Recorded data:
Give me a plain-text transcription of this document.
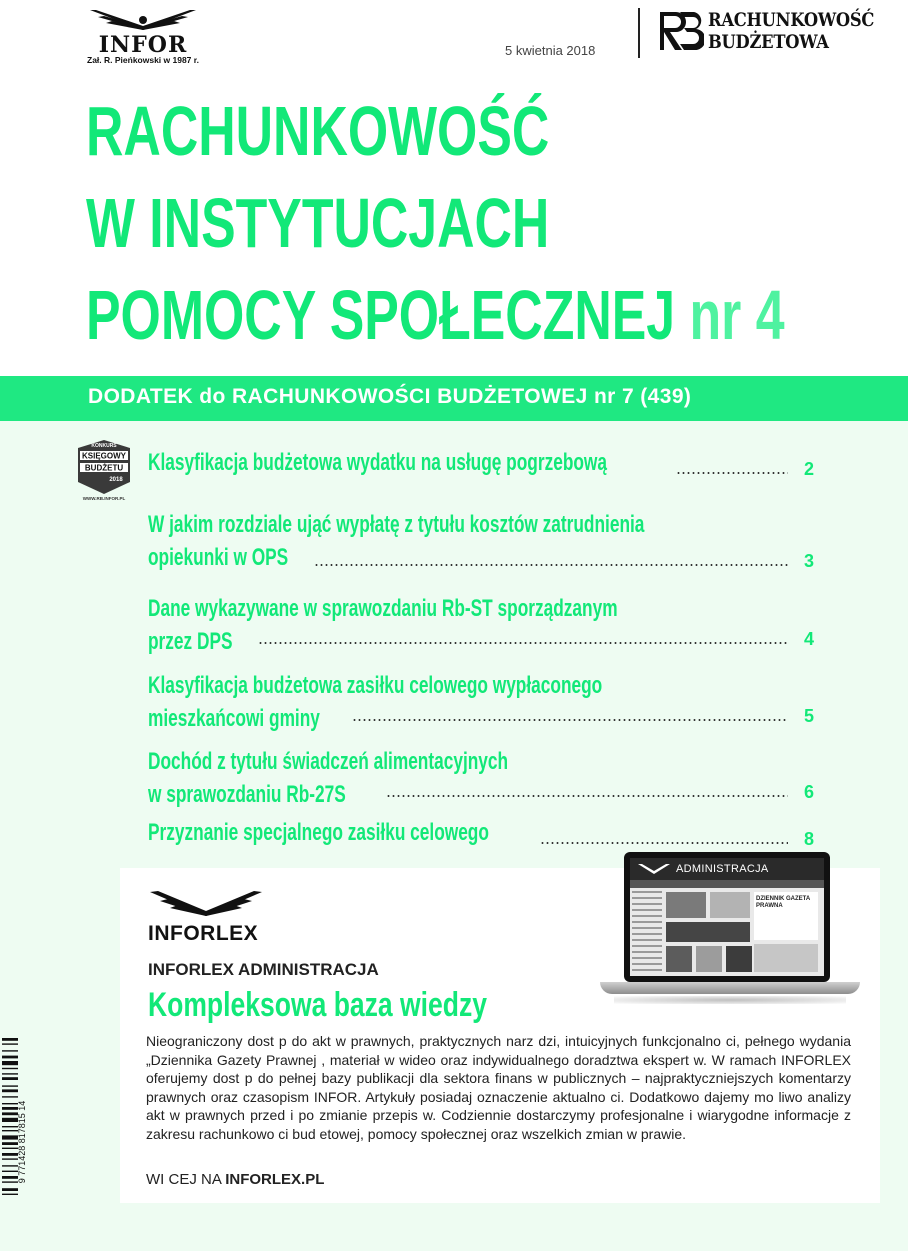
INFOR
Zał. R. Pieńkowski w 1987 r.
5 kwietnia 2018
RACHUNKOWOŚĆ
BUDŻETOWA
RACHUNKOWOŚĆ
W INSTYTUCJACH
POMOCY SPOŁECZNEJ nr 4
DODATEK do RACHUNKOWOŚCI BUDŻETOWEJ nr 7 (439)
KONKURS
KSIĘGOWY
BUDŻETU
2018
WWW.RB.INFOR.PL
Klasyfikacja budżetowa wydatku na usługę pogrzebową	2
W jakim rozdziale ująć wypłatę z tytułu kosztów zatrudnienia
opiekunki w OPS	3
Dane wykazywane w sprawozdaniu Rb-ST sporządzanym
przez DPS	4
Klasyfikacja budżetowa zasiłku celowego wypłaconego
mieszkańcowi gminy	5
Dochód z tytułu świadczeń alimentacyjnych
w sprawozdaniu Rb-27S	6
Przyznanie specjalnego zasiłku celowego	8
INFORLEX
INFORLEX ADMINISTRACJA
Kompleksowa baza wiedzy
Nieograniczony dost p do akt w prawnych, praktycznych narz dzi, intuicyjnych funkcjonalno ci, pełnego wydania „Dziennika Gazety Prawnej , materiał w wideo oraz indywidualnego doradztwa ekspert w. W ramach INFORLEX oferujemy dost p do pełnej bazy publikacji dla sektora finans w publicznych – najpraktyczniejszych komentarzy prawnych oraz czasopism INFOR. Artykuły posiadaj oznaczenie aktualno ci. Dodatkowo dajemy mo liwo analizy akt w prawnych przed i po zmianie przepis w. Codziennie dostarczymy profesjonalne i wiarygodne informacje z zakresu rachunkowo ci bud etowej, pomocy społecznej oraz wszelkich zmian w prawie.
WI CEJ NA INFORLEX.PL
ADMINISTRACJA
DZIENNIK GAZETA PRAWNA
9 771428 817815 14
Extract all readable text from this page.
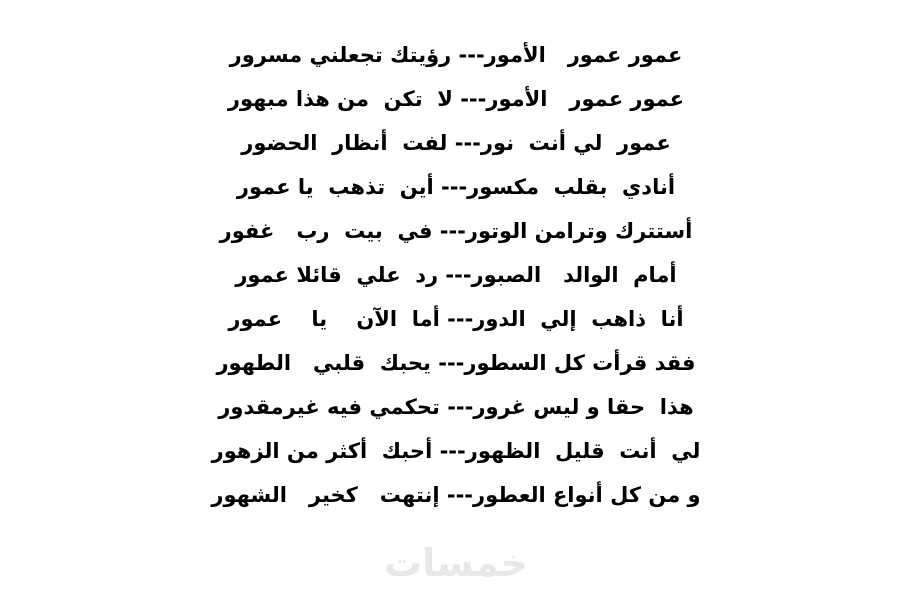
عمور عمور   الأمور--- رؤيتك تجعلني مسرور
عمور عمور   الأمور--- لا  تكن  من هذا مبهور
عمور  لي أنت  نور--- لفت  أنظار  الحضور
أنادي  بقلب  مكسور--- أين  تذهب  يا عمور
أستترك وترامن الوتور--- في  بيت  رب   غفور
أمام  الوالد   الصبور--- رد  علي  قائلا عمور
أنا  ذاهب  إلي  الدور--- أما  الآن    يا    عمور
فقد قرأت كل السطور--- يحبك  قلبي   الطهور
هذا  حقا و ليس غرور--- تحكمي فيه غيرمقدور
لي  أنت  قليل  الظهور--- أحبك  أكثر من الزهور
و من كل أنواع العطور--- إنتهت   كخير   الشهور
خمسات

◆ GOAL: Retype each entry precisely. Skip images entirely.

◆ SOLVED EXERCISE:
Give me a plain-text transcription of this document.
INFOR
Zał. R. Pieńkowski w 1987 r.
5 kwietnia 2018
RACHUNKOWOŚĆ
BUDŻETOWA
RACHUNKOWOŚĆ
W INSTYTUCJACH
POMOCY SPOŁECZNEJ nr 4
DODATEK do RACHUNKOWOŚCI BUDŻETOWEJ nr 7 (439)
KONKURS
KSIĘGOWY
BUDŻETU
2018
WWW.RB.INFOR.PL
Klasyfikacja budżetowa wydatku na usługę pogrzebową	2
W jakim rozdziale ująć wypłatę z tytułu kosztów zatrudnienia
opiekunki w OPS	3
Dane wykazywane w sprawozdaniu Rb-ST sporządzanym
przez DPS	4
Klasyfikacja budżetowa zasiłku celowego wypłaconego
mieszkańcowi gminy	5
Dochód z tytułu świadczeń alimentacyjnych
w sprawozdaniu Rb-27S	6
Przyznanie specjalnego zasiłku celowego	8
INFORLEX
INFORLEX ADMINISTRACJA
Kompleksowa baza wiedzy
Nieograniczony dost p do akt w prawnych, praktycznych narz dzi, intuicyjnych funkcjonalno ci, pełnego wydania „Dziennika Gazety Prawnej , materiał w wideo oraz indywidualnego doradztwa ekspert w. W ramach INFORLEX oferujemy dost p do pełnej bazy publikacji dla sektora finans w publicznych – najpraktyczniejszych komentarzy prawnych oraz czasopism INFOR. Artykuły posiadaj oznaczenie aktualno ci. Dodatkowo dajemy mo liwo analizy akt w prawnych przed i po zmianie przepis w. Codziennie dostarczymy profesjonalne i wiarygodne informacje z zakresu rachunkowo ci bud etowej, pomocy społecznej oraz wszelkich zmian w prawie.
WI CEJ NA INFORLEX.PL
ADMINISTRACJA
DZIENNIK GAZETA PRAWNA
9 771428 817815 14
Extract all readable text from this page.
عمور عمور   الأمور--- رؤيتك تجعلني مسرور
عمور عمور   الأمور--- لا  تكن  من هذا مبهور
عمور  لي أنت  نور--- لفت  أنظار  الحضور
أنادي  بقلب  مكسور--- أين  تذهب  يا عمور
أستترك وترامن الوتور--- في  بيت  رب   غفور
أمام  الوالد   الصبور--- رد  علي  قائلا عمور
أنا  ذاهب  إلي  الدور--- أما  الآن    يا    عمور
فقد قرأت كل السطور--- يحبك  قلبي   الطهور
هذا  حقا و ليس غرور--- تحكمي فيه غيرمقدور
لي  أنت  قليل  الظهور--- أحبك  أكثر من الزهور
و من كل أنواع العطور--- إنتهت   كخير   الشهور
خمسات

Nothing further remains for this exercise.